[BEGIN Working data]

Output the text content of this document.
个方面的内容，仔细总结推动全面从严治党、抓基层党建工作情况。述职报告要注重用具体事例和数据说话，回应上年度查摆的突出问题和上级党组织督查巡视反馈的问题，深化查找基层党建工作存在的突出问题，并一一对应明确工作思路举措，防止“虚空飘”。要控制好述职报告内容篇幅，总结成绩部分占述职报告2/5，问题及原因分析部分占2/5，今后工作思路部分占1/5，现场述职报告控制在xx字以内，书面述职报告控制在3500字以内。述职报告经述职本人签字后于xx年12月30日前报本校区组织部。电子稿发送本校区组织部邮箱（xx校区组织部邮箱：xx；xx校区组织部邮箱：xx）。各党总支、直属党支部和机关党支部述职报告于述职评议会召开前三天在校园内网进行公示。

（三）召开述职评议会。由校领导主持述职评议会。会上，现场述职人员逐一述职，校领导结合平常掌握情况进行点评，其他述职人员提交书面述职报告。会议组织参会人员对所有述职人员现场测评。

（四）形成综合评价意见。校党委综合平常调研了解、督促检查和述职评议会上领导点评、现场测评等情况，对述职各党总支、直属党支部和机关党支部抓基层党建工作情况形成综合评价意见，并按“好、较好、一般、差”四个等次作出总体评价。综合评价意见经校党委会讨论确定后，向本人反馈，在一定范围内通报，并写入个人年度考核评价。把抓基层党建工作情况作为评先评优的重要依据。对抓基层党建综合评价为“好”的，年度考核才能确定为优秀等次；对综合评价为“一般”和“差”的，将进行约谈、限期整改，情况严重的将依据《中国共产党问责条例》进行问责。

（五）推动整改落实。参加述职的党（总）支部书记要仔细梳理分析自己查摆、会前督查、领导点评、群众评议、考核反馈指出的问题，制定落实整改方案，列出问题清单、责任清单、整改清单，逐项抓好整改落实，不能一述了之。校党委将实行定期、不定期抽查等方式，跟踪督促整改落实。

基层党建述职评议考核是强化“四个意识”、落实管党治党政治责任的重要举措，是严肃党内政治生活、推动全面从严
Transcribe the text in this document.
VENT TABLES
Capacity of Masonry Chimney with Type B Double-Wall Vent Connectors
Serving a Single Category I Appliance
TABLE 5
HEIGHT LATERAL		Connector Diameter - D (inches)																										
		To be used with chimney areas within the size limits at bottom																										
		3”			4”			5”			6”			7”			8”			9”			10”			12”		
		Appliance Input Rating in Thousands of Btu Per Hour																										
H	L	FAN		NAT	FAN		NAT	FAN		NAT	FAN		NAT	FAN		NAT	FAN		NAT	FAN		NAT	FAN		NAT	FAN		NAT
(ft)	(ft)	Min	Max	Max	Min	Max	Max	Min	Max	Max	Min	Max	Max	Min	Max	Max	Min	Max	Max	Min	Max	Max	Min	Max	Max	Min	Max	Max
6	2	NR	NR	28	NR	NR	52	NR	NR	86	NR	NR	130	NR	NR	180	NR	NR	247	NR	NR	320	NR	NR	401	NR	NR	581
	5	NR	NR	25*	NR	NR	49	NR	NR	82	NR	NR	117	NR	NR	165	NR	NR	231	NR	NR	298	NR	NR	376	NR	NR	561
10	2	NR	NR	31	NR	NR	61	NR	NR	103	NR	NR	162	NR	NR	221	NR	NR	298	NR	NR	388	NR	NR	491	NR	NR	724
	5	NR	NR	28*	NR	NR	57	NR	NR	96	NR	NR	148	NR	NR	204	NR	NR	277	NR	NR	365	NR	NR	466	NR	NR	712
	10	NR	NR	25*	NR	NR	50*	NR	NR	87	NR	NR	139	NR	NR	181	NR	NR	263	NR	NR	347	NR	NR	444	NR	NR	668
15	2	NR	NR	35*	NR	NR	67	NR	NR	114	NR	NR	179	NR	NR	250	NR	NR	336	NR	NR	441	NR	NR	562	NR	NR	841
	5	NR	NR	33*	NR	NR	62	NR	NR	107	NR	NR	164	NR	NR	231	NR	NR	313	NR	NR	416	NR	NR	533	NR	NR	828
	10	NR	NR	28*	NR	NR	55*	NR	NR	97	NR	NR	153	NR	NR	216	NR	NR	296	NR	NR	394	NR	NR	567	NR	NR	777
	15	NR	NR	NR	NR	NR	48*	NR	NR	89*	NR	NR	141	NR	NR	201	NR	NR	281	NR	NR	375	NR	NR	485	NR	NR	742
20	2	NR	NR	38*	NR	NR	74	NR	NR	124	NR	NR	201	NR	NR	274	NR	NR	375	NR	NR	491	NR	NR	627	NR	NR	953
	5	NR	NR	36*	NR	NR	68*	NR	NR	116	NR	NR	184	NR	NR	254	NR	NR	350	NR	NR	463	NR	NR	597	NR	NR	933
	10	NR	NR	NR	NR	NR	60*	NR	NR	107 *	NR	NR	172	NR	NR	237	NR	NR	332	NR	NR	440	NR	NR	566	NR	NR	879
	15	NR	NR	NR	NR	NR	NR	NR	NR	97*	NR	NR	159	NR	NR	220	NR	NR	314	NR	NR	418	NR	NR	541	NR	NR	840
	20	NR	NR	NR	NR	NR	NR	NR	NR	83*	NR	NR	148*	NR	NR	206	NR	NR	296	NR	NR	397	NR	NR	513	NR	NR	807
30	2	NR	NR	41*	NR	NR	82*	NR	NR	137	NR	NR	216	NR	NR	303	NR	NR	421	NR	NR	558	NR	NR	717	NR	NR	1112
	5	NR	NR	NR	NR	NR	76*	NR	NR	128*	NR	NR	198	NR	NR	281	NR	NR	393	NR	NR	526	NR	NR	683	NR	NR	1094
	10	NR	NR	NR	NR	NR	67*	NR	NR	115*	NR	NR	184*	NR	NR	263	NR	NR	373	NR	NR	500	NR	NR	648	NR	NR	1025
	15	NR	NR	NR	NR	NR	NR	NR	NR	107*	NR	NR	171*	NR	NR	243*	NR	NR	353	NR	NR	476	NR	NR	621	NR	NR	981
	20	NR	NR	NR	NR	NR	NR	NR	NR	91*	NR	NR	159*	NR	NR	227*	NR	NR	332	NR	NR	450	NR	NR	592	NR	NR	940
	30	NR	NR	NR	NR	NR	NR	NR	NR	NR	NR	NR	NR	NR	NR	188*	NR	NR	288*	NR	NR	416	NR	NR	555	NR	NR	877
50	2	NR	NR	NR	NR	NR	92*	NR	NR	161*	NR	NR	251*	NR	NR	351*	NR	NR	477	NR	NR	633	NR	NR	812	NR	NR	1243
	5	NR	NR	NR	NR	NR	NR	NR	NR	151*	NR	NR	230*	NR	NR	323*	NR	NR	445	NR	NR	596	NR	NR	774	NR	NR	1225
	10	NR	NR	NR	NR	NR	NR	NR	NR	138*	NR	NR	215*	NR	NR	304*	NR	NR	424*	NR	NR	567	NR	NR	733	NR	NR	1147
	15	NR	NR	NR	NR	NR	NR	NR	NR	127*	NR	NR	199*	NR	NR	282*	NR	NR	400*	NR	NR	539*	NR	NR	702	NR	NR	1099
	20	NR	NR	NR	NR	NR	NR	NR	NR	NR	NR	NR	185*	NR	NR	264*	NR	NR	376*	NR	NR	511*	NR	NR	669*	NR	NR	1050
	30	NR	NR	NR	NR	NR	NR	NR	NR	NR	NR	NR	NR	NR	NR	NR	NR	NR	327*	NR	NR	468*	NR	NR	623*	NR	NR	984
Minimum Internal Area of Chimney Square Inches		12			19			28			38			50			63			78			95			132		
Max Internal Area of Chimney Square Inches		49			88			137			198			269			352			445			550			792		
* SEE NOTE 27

[END Working data]

Exercise task: Pick out the lines containing the string "Appliance".

Output for this task:
Serving a Single Category I Appliance
		Appliance Input Rating in Thousands of Btu Per Hour																										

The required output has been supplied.